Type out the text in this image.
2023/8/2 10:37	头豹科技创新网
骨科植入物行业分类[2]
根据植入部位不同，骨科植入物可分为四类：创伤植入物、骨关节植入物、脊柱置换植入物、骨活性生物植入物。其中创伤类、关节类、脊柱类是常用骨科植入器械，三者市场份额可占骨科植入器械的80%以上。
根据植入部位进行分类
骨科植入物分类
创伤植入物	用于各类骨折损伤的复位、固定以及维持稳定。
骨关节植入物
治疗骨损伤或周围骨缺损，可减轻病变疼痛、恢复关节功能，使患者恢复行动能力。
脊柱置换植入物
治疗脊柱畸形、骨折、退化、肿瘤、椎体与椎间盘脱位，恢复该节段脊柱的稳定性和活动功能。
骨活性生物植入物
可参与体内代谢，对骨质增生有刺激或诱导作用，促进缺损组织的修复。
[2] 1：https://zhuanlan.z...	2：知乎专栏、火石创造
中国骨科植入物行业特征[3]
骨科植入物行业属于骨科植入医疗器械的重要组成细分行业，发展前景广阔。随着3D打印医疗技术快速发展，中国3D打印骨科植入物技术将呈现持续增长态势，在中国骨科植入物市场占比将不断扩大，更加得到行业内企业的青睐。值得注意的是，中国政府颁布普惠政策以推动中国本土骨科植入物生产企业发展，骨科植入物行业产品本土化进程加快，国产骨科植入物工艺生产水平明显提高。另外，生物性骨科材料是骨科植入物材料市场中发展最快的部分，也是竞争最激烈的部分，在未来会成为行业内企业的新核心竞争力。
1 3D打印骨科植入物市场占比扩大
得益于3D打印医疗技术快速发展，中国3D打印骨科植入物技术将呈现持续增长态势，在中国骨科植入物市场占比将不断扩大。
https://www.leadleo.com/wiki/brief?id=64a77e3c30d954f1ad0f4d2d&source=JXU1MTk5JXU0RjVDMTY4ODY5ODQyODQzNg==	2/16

_ _ _ _ _

* WORK TO DO
Quote all the records. Keep every word exact.

* TASK ANSWER
Type out the text in this image.
2023/8/2 10:37	头豹科技创新网
骨科植入物行业分类[2]
根据植入部位不同，骨科植入物可分为四类：创伤植入物、骨关节植入物、脊柱置换植入物、骨活性生物植入物。其中创伤类、关节类、脊柱类是常用骨科植入器械，三者市场份额可占骨科植入器械的80%以上。
根据植入部位进行分类
骨科植入物分类
创伤植入物	用于各类骨折损伤的复位、固定以及维持稳定。
骨关节植入物
治疗骨损伤或周围骨缺损，可减轻病变疼痛、恢复关节功能，使患者恢复行动能力。
脊柱置换植入物
治疗脊柱畸形、骨折、退化、肿瘤、椎体与椎间盘脱位，恢复该节段脊柱的稳定性和活动功能。
骨活性生物植入物
可参与体内代谢，对骨质增生有刺激或诱导作用，促进缺损组织的修复。
[2] 1：https://zhuanlan.z...	2：知乎专栏、火石创造
中国骨科植入物行业特征[3]
骨科植入物行业属于骨科植入医疗器械的重要组成细分行业，发展前景广阔。随着3D打印医疗技术快速发展，中国3D打印骨科植入物技术将呈现持续增长态势，在中国骨科植入物市场占比将不断扩大，更加得到行业内企业的青睐。值得注意的是，中国政府颁布普惠政策以推动中国本土骨科植入物生产企业发展，骨科植入物行业产品本土化进程加快，国产骨科植入物工艺生产水平明显提高。另外，生物性骨科材料是骨科植入物材料市场中发展最快的部分，也是竞争最激烈的部分，在未来会成为行业内企业的新核心竞争力。
1 3D打印骨科植入物市场占比扩大
得益于3D打印医疗技术快速发展，中国3D打印骨科植入物技术将呈现持续增长态势，在中国骨科植入物市场占比将不断扩大。
https://www.leadleo.com/wiki/brief?id=64a77e3c30d954f1ad0f4d2d&source=JXU1MTk5JXU0RjVDMTY4ODY5ODQyODQzNg==	2/16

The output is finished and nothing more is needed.